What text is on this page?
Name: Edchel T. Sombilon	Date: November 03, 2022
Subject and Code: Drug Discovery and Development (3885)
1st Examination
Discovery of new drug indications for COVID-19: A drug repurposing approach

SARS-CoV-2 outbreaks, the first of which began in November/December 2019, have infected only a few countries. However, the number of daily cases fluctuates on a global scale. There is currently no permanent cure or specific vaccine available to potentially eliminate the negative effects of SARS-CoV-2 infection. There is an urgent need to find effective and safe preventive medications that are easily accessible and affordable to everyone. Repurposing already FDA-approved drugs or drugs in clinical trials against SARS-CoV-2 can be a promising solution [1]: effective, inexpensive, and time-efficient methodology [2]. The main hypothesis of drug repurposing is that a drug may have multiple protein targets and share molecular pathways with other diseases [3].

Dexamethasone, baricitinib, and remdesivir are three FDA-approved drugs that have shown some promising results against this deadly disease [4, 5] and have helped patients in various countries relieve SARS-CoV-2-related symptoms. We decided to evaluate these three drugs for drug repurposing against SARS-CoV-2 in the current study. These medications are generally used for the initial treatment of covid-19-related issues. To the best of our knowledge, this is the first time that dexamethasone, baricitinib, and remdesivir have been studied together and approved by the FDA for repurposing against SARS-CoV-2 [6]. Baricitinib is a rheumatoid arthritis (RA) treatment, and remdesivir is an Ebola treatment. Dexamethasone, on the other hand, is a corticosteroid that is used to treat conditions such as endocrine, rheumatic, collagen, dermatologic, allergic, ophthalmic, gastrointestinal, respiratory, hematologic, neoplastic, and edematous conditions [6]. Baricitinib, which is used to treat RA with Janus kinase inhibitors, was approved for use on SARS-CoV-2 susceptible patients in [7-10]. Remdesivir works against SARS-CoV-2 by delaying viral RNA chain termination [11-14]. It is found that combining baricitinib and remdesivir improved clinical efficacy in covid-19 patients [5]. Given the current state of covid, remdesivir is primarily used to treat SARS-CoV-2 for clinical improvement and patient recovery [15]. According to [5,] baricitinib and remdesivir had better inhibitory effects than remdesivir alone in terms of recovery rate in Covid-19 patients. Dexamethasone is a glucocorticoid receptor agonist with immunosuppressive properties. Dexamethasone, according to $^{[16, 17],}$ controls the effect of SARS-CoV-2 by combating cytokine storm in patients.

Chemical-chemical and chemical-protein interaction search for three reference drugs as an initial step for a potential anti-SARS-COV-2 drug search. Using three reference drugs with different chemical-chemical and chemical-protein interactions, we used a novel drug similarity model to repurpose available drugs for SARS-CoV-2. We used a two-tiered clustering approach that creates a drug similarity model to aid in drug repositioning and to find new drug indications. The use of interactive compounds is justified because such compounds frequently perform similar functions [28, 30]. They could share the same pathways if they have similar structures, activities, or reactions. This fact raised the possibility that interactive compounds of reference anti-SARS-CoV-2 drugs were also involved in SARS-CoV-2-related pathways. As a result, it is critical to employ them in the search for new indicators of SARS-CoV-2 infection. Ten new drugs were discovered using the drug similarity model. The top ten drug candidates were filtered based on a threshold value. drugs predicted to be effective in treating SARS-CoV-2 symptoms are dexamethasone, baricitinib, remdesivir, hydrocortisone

######

**What the task asks:**
Extract the full listing above without alteration.

**Expected output:**
What text is on this page?
Name: Edchel T. Sombilon	Date: November 03, 2022
Subject and Code: Drug Discovery and Development (3885)
1st Examination
Discovery of new drug indications for COVID-19: A drug repurposing approach

SARS-CoV-2 outbreaks, the first of which began in November/December 2019, have infected only a few countries. However, the number of daily cases fluctuates on a global scale. There is currently no permanent cure or specific vaccine available to potentially eliminate the negative effects of SARS-CoV-2 infection. There is an urgent need to find effective and safe preventive medications that are easily accessible and affordable to everyone. Repurposing already FDA-approved drugs or drugs in clinical trials against SARS-CoV-2 can be a promising solution [1]: effective, inexpensive, and time-efficient methodology [2]. The main hypothesis of drug repurposing is that a drug may have multiple protein targets and share molecular pathways with other diseases [3].

Dexamethasone, baricitinib, and remdesivir are three FDA-approved drugs that have shown some promising results against this deadly disease [4, 5] and have helped patients in various countries relieve SARS-CoV-2-related symptoms. We decided to evaluate these three drugs for drug repurposing against SARS-CoV-2 in the current study. These medications are generally used for the initial treatment of covid-19-related issues. To the best of our knowledge, this is the first time that dexamethasone, baricitinib, and remdesivir have been studied together and approved by the FDA for repurposing against SARS-CoV-2 [6]. Baricitinib is a rheumatoid arthritis (RA) treatment, and remdesivir is an Ebola treatment. Dexamethasone, on the other hand, is a corticosteroid that is used to treat conditions such as endocrine, rheumatic, collagen, dermatologic, allergic, ophthalmic, gastrointestinal, respiratory, hematologic, neoplastic, and edematous conditions [6]. Baricitinib, which is used to treat RA with Janus kinase inhibitors, was approved for use on SARS-CoV-2 susceptible patients in [7-10]. Remdesivir works against SARS-CoV-2 by delaying viral RNA chain termination [11-14]. It is found that combining baricitinib and remdesivir improved clinical efficacy in covid-19 patients [5]. Given the current state of covid, remdesivir is primarily used to treat SARS-CoV-2 for clinical improvement and patient recovery [15]. According to [5,] baricitinib and remdesivir had better inhibitory effects than remdesivir alone in terms of recovery rate in Covid-19 patients. Dexamethasone is a glucocorticoid receptor agonist with immunosuppressive properties. Dexamethasone, according to $^{[16, 17],}$ controls the effect of SARS-CoV-2 by combating cytokine storm in patients.

Chemical-chemical and chemical-protein interaction search for three reference drugs as an initial step for a potential anti-SARS-COV-2 drug search. Using three reference drugs with different chemical-chemical and chemical-protein interactions, we used a novel drug similarity model to repurpose available drugs for SARS-CoV-2. We used a two-tiered clustering approach that creates a drug similarity model to aid in drug repositioning and to find new drug indications. The use of interactive compounds is justified because such compounds frequently perform similar functions [28, 30]. They could share the same pathways if they have similar structures, activities, or reactions. This fact raised the possibility that interactive compounds of reference anti-SARS-CoV-2 drugs were also involved in SARS-CoV-2-related pathways. As a result, it is critical to employ them in the search for new indicators of SARS-CoV-2 infection. Ten new drugs were discovered using the drug similarity model. The top ten drug candidates were filtered based on a threshold value. drugs predicted to be effective in treating SARS-CoV-2 symptoms are dexamethasone, baricitinib, remdesivir, hydrocortisone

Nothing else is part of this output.